WHAT TO PRODUCE => Looking at the listing beneath, work out how many lines hold "type" and report only that figure.

[START OF STORED DATA]

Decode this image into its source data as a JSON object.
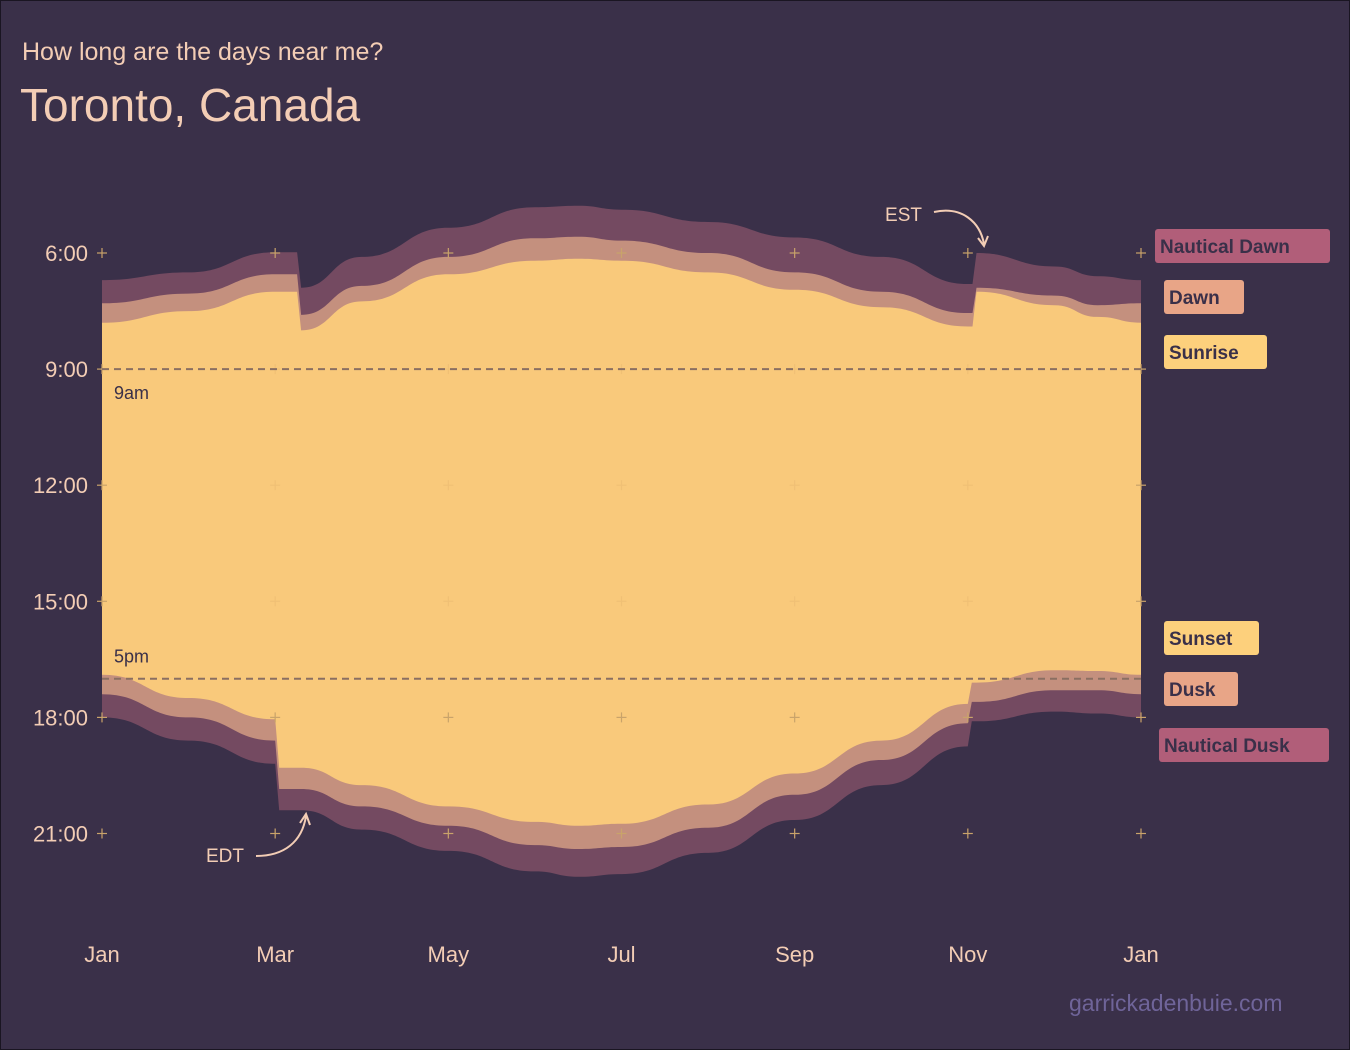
{
  "page": {
    "subtitle": "How long are the days near me?",
    "title": "Toronto, Canada",
    "credit": "garrickadenbuie.com"
  },
  "colors": {
    "background": "#3a3049",
    "day": "#f9c97b",
    "civil": "#c4907e",
    "nautical": "#744a61",
    "label_sunrise": "#fdd07c",
    "label_dawn": "#e8a587",
    "label_nautical": "#b15e79",
    "label_text": "#3a3049",
    "grid_cross": "#c9a36a",
    "ref_line": "#8a6f62"
  },
  "chart_data": {
    "type": "area",
    "title": "Toronto, Canada",
    "subtitle": "How long are the days near me?",
    "x_ticks": [
      "Jan",
      "Mar",
      "May",
      "Jul",
      "Sep",
      "Nov",
      "Jan"
    ],
    "x_tick_months": [
      0,
      2,
      4,
      6,
      8,
      10,
      12
    ],
    "y_ticks": [
      "6:00",
      "9:00",
      "12:00",
      "15:00",
      "18:00",
      "21:00"
    ],
    "y_tick_hours": [
      6,
      9,
      12,
      15,
      18,
      21
    ],
    "xlim": [
      0,
      12
    ],
    "ylim_hours_reversed": [
      3.1,
      24.6
    ],
    "reference_lines": [
      {
        "label": "9am",
        "hour": 9
      },
      {
        "label": "5pm",
        "hour": 17
      }
    ],
    "dst": {
      "start_month": 2.3,
      "end_month": 10.1
    },
    "x_months": [
      0,
      1,
      2,
      2.3,
      3,
      4,
      5,
      5.5,
      6,
      7,
      8,
      9,
      10,
      10.1,
      11,
      11.5,
      12
    ],
    "series": [
      {
        "name": "Nautical Dawn",
        "values": [
          6.7,
          6.5,
          5.98,
          6.9,
          6.1,
          5.35,
          4.82,
          4.78,
          4.88,
          5.2,
          5.6,
          6.1,
          6.8,
          6.0,
          6.35,
          6.6,
          6.7
        ]
      },
      {
        "name": "Dawn",
        "values": [
          7.3,
          7.05,
          6.55,
          7.6,
          6.85,
          6.1,
          5.62,
          5.58,
          5.68,
          6.0,
          6.5,
          7.0,
          7.55,
          6.9,
          7.1,
          7.35,
          7.3
        ]
      },
      {
        "name": "Sunrise",
        "values": [
          7.8,
          7.5,
          7.0,
          8.0,
          7.25,
          6.55,
          6.2,
          6.15,
          6.2,
          6.5,
          6.95,
          7.4,
          7.9,
          7.0,
          7.35,
          7.65,
          7.8
        ]
      },
      {
        "name": "Sunset",
        "values": [
          16.9,
          17.5,
          18.05,
          19.3,
          19.75,
          20.3,
          20.7,
          20.8,
          20.75,
          20.25,
          19.45,
          18.6,
          17.65,
          17.1,
          16.78,
          16.8,
          16.9
        ]
      },
      {
        "name": "Dusk",
        "values": [
          17.4,
          18.0,
          18.6,
          19.85,
          20.3,
          20.8,
          21.3,
          21.4,
          21.35,
          20.85,
          20.0,
          19.1,
          18.15,
          17.6,
          17.3,
          17.3,
          17.4
        ]
      },
      {
        "name": "Nautical Dusk",
        "values": [
          18.0,
          18.6,
          19.2,
          20.4,
          20.9,
          21.45,
          21.98,
          22.12,
          22.05,
          21.5,
          20.65,
          19.75,
          18.75,
          18.1,
          17.85,
          17.9,
          18.0
        ]
      }
    ],
    "annotations": [
      {
        "text": "EST",
        "month": 10.1,
        "hour": 5.8
      },
      {
        "text": "EDT",
        "month": 2.3,
        "hour": 20.4
      }
    ],
    "legend": "right"
  }
}
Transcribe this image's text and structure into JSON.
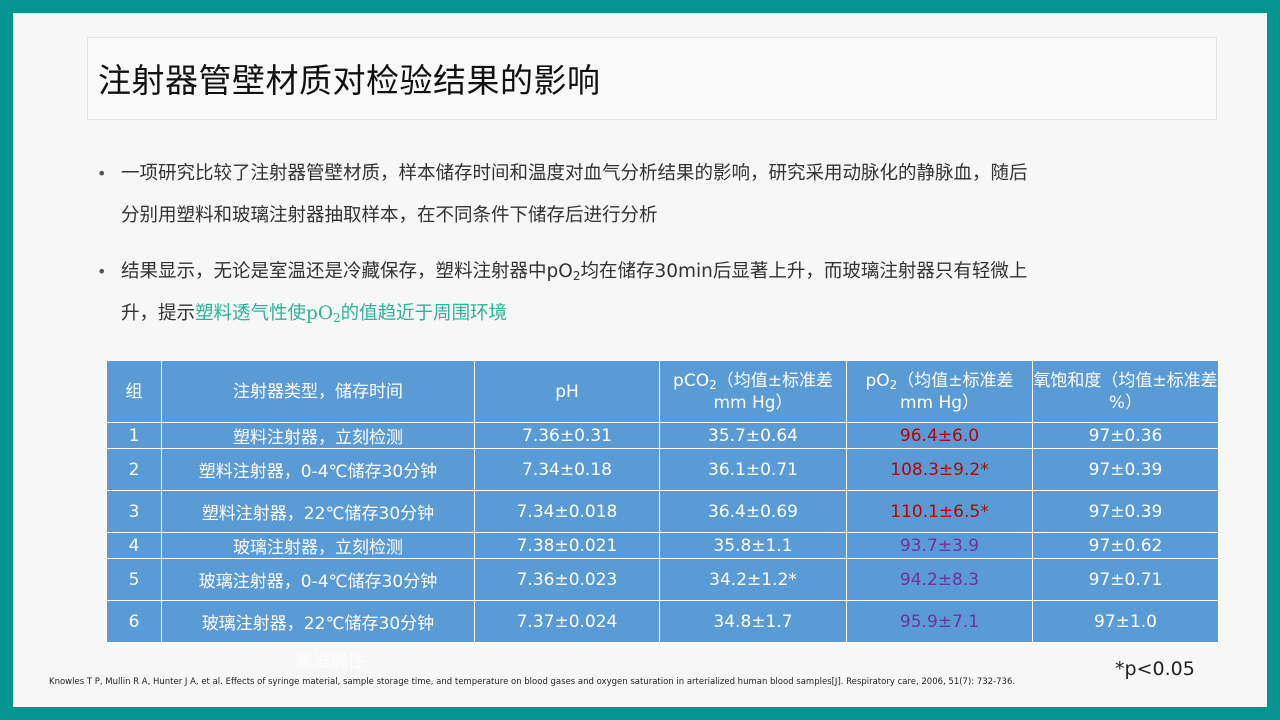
{
  "title": "注射器管壁材质对检验结果的影响",
  "bullets": [
    {
      "line1": "一项研究比较了注射器管壁材质，样本储存时间和温度对血气分析结果的影响，研究采用动脉化的静脉血，随后",
      "line2": "分别用塑料和玻璃注射器抽取样本，在不同条件下储存后进行分析"
    },
    {
      "line1_pre": "结果显示，无论是室温还是冷藏保存，塑料注射器中pO",
      "line1_sub": "2",
      "line1_post": "均在储存30min后显著上升，而玻璃注射器只有轻微上",
      "line2_pre": "升，提示",
      "highlight_pre": "塑料透气性使pO",
      "highlight_sub": "2",
      "highlight_post": "的值趋近于周围环境"
    }
  ],
  "table": {
    "headers": {
      "group": "组",
      "type": "注射器类型，储存时间",
      "ph": "pH",
      "pco2_pre": "pCO",
      "pco2_sub": "2",
      "pco2_post": "（均值±标准差 mm Hg）",
      "po2_pre": "pO",
      "po2_sub": "2",
      "po2_post": "（均值±标准差 mm Hg）",
      "sat": "氧饱和度（均值±标准差 %）"
    },
    "rows": [
      {
        "group": "1",
        "type": "塑料注射器，立刻检测",
        "ph": "7.36±0.31",
        "pco2": "35.7±0.64",
        "po2": "96.4±6.0",
        "sat": "97±0.36"
      },
      {
        "group": "2",
        "type": "塑料注射器，0-4℃储存30分钟",
        "ph": "7.34±0.18",
        "pco2": "36.1±0.71",
        "po2": "108.3±9.2*",
        "sat": "97±0.39"
      },
      {
        "group": "3",
        "type": "塑料注射器，22℃储存30分钟",
        "ph": "7.34±0.018",
        "pco2": "36.4±0.69",
        "po2": "110.1±6.5*",
        "sat": "97±0.39"
      },
      {
        "group": "4",
        "type": "玻璃注射器，立刻检测",
        "ph": "7.38±0.021",
        "pco2": "35.8±1.1",
        "po2": "93.7±3.9",
        "sat": "97±0.62"
      },
      {
        "group": "5",
        "type": "玻璃注射器，0-4℃储存30分钟",
        "ph": "7.36±0.023",
        "pco2": "34.2±1.2*",
        "po2": "94.2±8.3",
        "sat": "97±0.71"
      },
      {
        "group": "6",
        "type": "玻璃注射器，22℃储存30分钟",
        "ph": "7.37±0.024",
        "pco2": "34.8±1.7",
        "po2": "95.9±7.1",
        "sat": "97±1.0"
      }
    ]
  },
  "ghost_text": "果准确性",
  "reference": "Knowles T P, Mullin R A, Hunter J A, et al. Effects of syringe material, sample storage time, and temperature on blood gases and oxygen saturation in arterialized human blood samples[J]. Respiratory care, 2006, 51(7): 732-736.",
  "footnote": "*p<0.05",
  "colors": {
    "frame": "#05948f",
    "table_bg": "#5b9bd5",
    "po2_plastic": "#c00000",
    "po2_glass": "#7030a0",
    "highlight": "#2db39a"
  }
}
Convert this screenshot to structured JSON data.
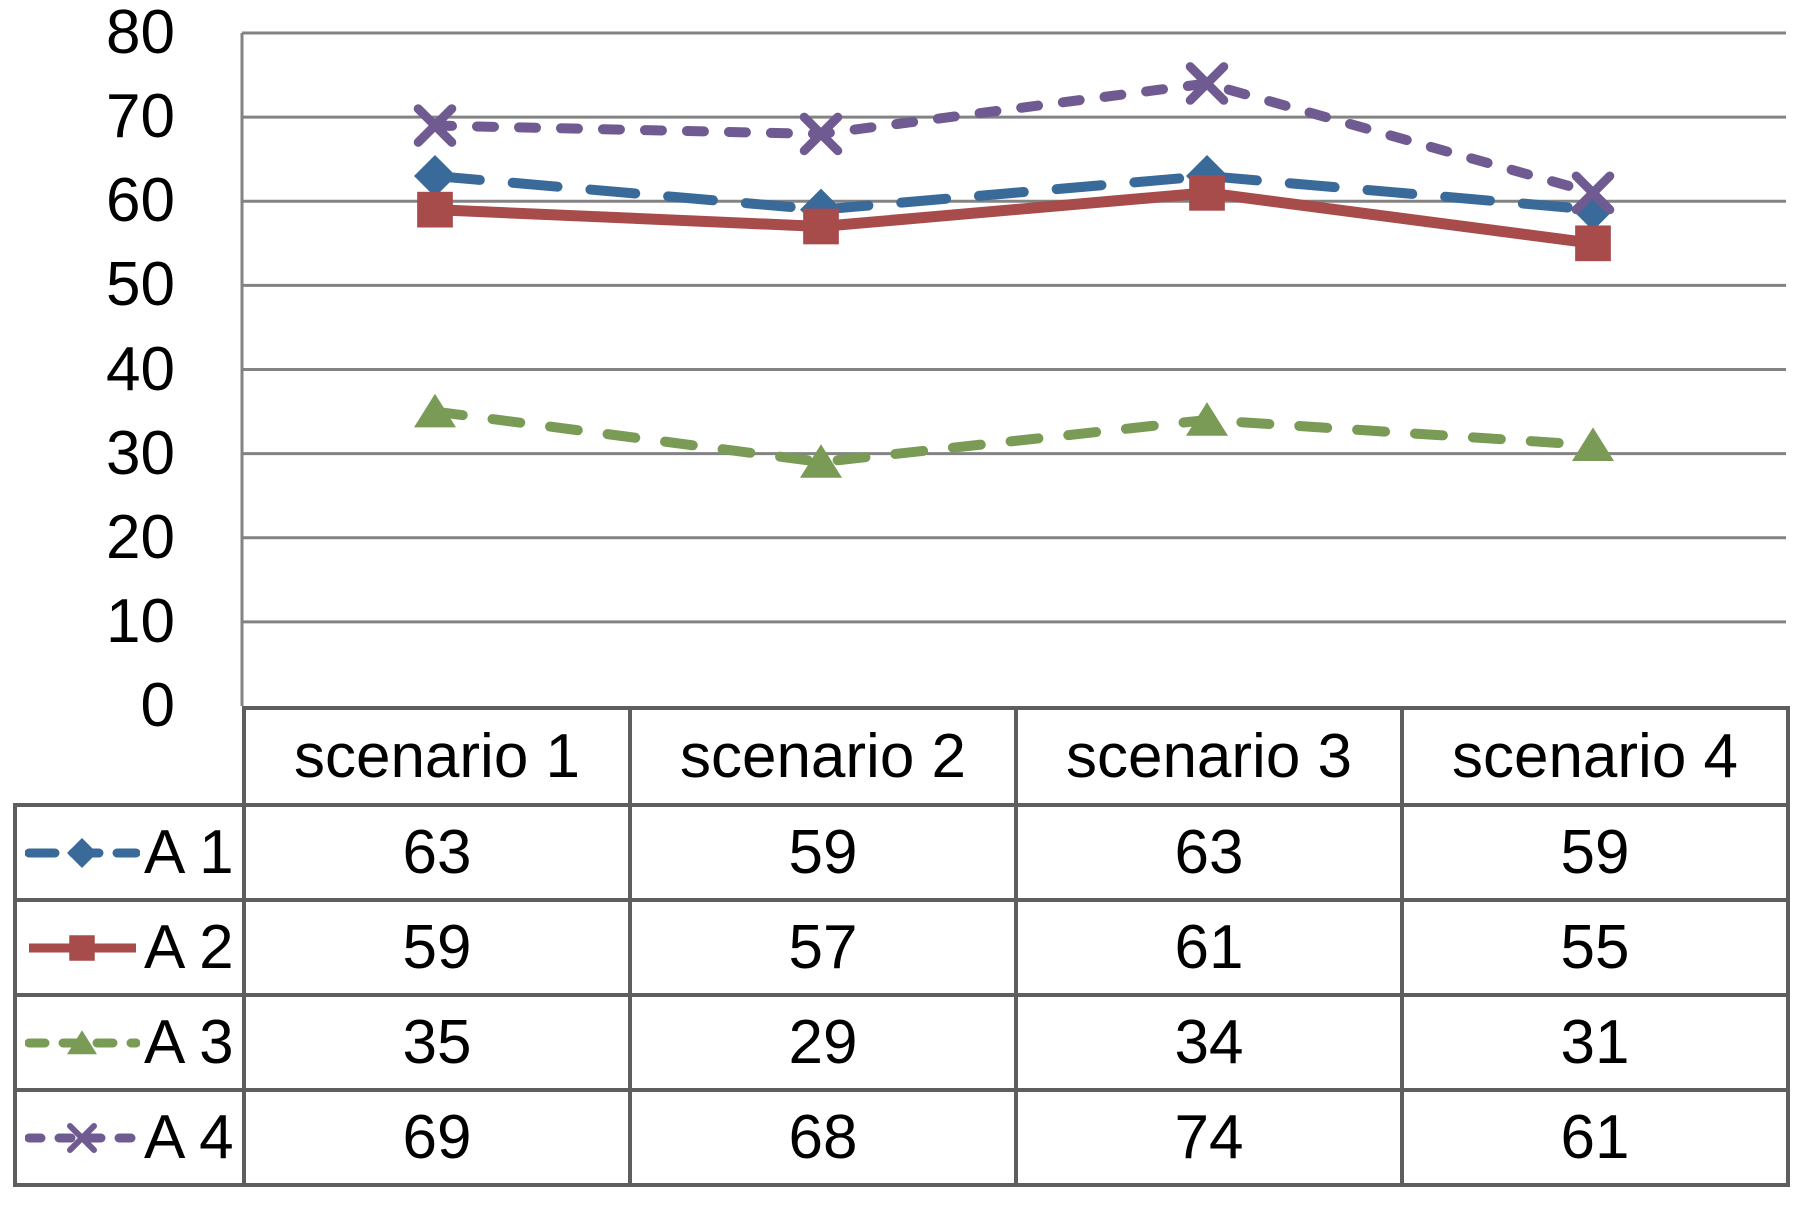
{
  "chart_data": {
    "type": "line",
    "title": "",
    "xlabel": "",
    "ylabel": "",
    "categories": [
      "scenario 1",
      "scenario 2",
      "scenario 3",
      "scenario 4"
    ],
    "series": [
      {
        "name": "A 1",
        "values": [
          63,
          59,
          63,
          59
        ],
        "color": "#3A6A99",
        "line_style": "long-dash",
        "marker": "diamond-marker"
      },
      {
        "name": "A 2",
        "values": [
          59,
          57,
          61,
          55
        ],
        "color": "#A84B4B",
        "line_style": "solid",
        "marker": "square-marker"
      },
      {
        "name": "A 3",
        "values": [
          35,
          29,
          34,
          31
        ],
        "color": "#7A9B55",
        "line_style": "dash",
        "marker": "triangle-marker"
      },
      {
        "name": "A 4",
        "values": [
          69,
          68,
          74,
          61
        ],
        "color": "#6F5B91",
        "line_style": "short-dash",
        "marker": "x-marker"
      }
    ],
    "ylim": [
      0,
      80
    ],
    "ytick_step": 10,
    "yticks": [
      "0",
      "10",
      "20",
      "30",
      "40",
      "50",
      "60",
      "70",
      "80"
    ],
    "grid": true,
    "gridline_color": "#838383",
    "table_border_color": "#5E5E5E",
    "legend_position": "data-table-left-column"
  }
}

[END OF STORED DATA]

RESULT OF THIS EXERCISE => 9